> _YOUR GOAL_:
From the Fortive business passage, copy the text word for word, starting at "The Industrial Technologies" and ending at "wheel service equipment.".

> _GIVEN PASSAGE_:
The Industrial Technologies segment consists of the Fortive Corporation's Transportation Technologies, Automation & Specialty Components and Franchise Distribution businesses. The Transportation Technologies business is a leading worldwide provider of solutions and services focused on fuel dispensing, remote fuel management, point-of-sale and payment systems, environmental compliance, vehicle tracking and fleet management. The Automation & Specialty Components business consists of automation and engine retarder products. The Franchise Distribution business manufactures and distributes professional tools and a full line of wheel service equipment.
Separation from Danaher Corporation—Fortive Corporation completed its separation from Danaher Corporation ("Danaher" or "Former Parent") on July 2, 2016, the first day of its fiscal third quarter (the "Separation"). The Separation was completed in the form of a pro rata distribution to Danaher stockholders of record on June 15, 2016 of 100 percent of the outstanding shares of Fortive Corporation held by Danaher. Each Danaher stockholder of record as of the close of business on June 15, 2016 received one share of Fortive Corporation common stock for every two shares of Danaher common stock held on the record date. Fortive Corporation's common stock began “regular way” trading on the New York Stock Exchange under the ticker symbol “FTV” on July 5, 2016. Fortive Corporation and the Fortive businesses (for the periods prior to the Separation) are collectively referred to as "Fortive" or "the Company" herein.

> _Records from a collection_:
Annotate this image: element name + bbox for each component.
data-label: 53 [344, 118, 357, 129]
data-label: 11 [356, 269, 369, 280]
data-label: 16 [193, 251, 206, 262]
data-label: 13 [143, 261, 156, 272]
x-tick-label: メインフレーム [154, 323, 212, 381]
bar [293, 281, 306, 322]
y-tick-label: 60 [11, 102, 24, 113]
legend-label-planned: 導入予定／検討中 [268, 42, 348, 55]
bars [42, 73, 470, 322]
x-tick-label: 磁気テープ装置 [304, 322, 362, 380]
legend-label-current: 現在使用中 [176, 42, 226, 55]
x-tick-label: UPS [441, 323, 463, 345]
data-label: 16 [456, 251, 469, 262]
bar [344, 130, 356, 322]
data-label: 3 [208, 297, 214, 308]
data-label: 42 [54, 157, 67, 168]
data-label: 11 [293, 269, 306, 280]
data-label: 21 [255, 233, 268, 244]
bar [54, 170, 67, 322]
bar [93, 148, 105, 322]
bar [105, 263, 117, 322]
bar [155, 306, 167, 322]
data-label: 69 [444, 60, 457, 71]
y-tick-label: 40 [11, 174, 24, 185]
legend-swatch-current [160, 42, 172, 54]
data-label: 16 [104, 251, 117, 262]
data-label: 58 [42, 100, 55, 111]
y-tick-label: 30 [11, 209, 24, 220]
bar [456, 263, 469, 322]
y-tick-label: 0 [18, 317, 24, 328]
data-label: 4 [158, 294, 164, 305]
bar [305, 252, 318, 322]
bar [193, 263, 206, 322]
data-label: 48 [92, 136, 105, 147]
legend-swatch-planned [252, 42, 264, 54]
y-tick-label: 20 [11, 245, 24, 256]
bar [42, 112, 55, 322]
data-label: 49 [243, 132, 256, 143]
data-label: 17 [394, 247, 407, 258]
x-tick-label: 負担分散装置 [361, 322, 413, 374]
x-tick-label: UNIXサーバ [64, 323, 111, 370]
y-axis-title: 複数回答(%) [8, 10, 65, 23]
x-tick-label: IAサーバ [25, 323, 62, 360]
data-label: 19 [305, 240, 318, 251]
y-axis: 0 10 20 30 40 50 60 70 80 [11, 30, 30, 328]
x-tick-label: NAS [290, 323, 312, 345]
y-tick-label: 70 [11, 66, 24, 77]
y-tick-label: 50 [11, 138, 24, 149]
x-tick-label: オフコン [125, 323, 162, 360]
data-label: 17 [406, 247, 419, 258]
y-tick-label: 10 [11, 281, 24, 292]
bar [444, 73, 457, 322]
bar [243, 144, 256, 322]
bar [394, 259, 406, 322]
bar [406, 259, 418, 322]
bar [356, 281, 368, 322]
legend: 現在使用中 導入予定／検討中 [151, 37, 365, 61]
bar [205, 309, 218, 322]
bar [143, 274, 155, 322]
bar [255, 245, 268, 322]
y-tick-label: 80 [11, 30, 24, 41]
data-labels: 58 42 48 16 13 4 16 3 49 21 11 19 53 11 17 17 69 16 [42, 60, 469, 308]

> _TASK RESPONSE_:
The Industrial Technologies segment consists of the Fortive Corporation's Transportation Technologies, Automation & Specialty Components and Franchise Distribution businesses. The Transportation Technologies business is a leading worldwide provider of solutions and services focused on fuel dispensing, remote fuel management, point-of-sale and payment systems, environmental compliance, vehicle tracking and fleet management. The Automation & Specialty Components business consists of automation and engine retarder products. The Franchise Distribution business manufactures and distributes professional tools and a full line of wheel service equipment.